## WHAT THE TASK REQUIRES
Copy out every line of the data exactly.

## RECORD EXTRACTS
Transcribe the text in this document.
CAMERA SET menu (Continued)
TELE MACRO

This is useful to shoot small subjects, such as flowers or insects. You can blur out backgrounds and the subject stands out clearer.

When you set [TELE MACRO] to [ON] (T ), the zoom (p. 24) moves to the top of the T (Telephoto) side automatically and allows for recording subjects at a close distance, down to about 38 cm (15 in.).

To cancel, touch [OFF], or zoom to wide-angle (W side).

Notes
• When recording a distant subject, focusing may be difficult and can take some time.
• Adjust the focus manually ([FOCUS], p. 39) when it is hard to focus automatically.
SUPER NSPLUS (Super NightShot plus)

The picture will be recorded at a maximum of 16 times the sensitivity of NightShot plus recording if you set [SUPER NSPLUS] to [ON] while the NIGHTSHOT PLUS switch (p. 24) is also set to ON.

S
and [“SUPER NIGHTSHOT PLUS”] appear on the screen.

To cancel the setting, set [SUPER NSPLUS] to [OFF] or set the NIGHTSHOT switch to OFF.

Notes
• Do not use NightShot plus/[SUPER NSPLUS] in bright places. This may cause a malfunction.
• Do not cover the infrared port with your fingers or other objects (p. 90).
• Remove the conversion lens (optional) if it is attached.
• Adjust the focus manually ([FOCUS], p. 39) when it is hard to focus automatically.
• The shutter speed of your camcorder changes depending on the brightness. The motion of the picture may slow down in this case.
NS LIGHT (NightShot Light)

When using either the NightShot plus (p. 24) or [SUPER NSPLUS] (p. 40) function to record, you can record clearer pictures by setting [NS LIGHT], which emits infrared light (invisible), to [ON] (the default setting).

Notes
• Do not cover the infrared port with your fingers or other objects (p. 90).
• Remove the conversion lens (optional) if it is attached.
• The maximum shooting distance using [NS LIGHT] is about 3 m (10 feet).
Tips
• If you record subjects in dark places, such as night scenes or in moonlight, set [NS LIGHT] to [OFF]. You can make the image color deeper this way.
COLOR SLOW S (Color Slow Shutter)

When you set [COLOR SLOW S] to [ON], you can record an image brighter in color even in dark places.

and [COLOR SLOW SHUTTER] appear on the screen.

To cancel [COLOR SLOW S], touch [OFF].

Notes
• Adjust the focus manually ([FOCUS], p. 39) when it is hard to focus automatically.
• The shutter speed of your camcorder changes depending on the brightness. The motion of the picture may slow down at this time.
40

## RESULT
Transcribe the text in this document.
CAMERA SET menu (Continued)
TELE MACRO

This is useful to shoot small subjects, such as flowers or insects. You can blur out backgrounds and the subject stands out clearer.

When you set [TELE MACRO] to [ON] (T ), the zoom (p. 24) moves to the top of the T (Telephoto) side automatically and allows for recording subjects at a close distance, down to about 38 cm (15 in.).

To cancel, touch [OFF], or zoom to wide-angle (W side).

Notes
• When recording a distant subject, focusing may be difficult and can take some time.
• Adjust the focus manually ([FOCUS], p. 39) when it is hard to focus automatically.
SUPER NSPLUS (Super NightShot plus)

The picture will be recorded at a maximum of 16 times the sensitivity of NightShot plus recording if you set [SUPER NSPLUS] to [ON] while the NIGHTSHOT PLUS switch (p. 24) is also set to ON.

S
and [“SUPER NIGHTSHOT PLUS”] appear on the screen.

To cancel the setting, set [SUPER NSPLUS] to [OFF] or set the NIGHTSHOT switch to OFF.

Notes
• Do not use NightShot plus/[SUPER NSPLUS] in bright places. This may cause a malfunction.
• Do not cover the infrared port with your fingers or other objects (p. 90).
• Remove the conversion lens (optional) if it is attached.
• Adjust the focus manually ([FOCUS], p. 39) when it is hard to focus automatically.
• The shutter speed of your camcorder changes depending on the brightness. The motion of the picture may slow down in this case.
NS LIGHT (NightShot Light)

When using either the NightShot plus (p. 24) or [SUPER NSPLUS] (p. 40) function to record, you can record clearer pictures by setting [NS LIGHT], which emits infrared light (invisible), to [ON] (the default setting).

Notes
• Do not cover the infrared port with your fingers or other objects (p. 90).
• Remove the conversion lens (optional) if it is attached.
• The maximum shooting distance using [NS LIGHT] is about 3 m (10 feet).
Tips
• If you record subjects in dark places, such as night scenes or in moonlight, set [NS LIGHT] to [OFF]. You can make the image color deeper this way.
COLOR SLOW S (Color Slow Shutter)

When you set [COLOR SLOW S] to [ON], you can record an image brighter in color even in dark places.

and [COLOR SLOW SHUTTER] appear on the screen.

To cancel [COLOR SLOW S], touch [OFF].

Notes
• Adjust the focus manually ([FOCUS], p. 39) when it is hard to focus automatically.
• The shutter speed of your camcorder changes depending on the brightness. The motion of the picture may slow down at this time.
40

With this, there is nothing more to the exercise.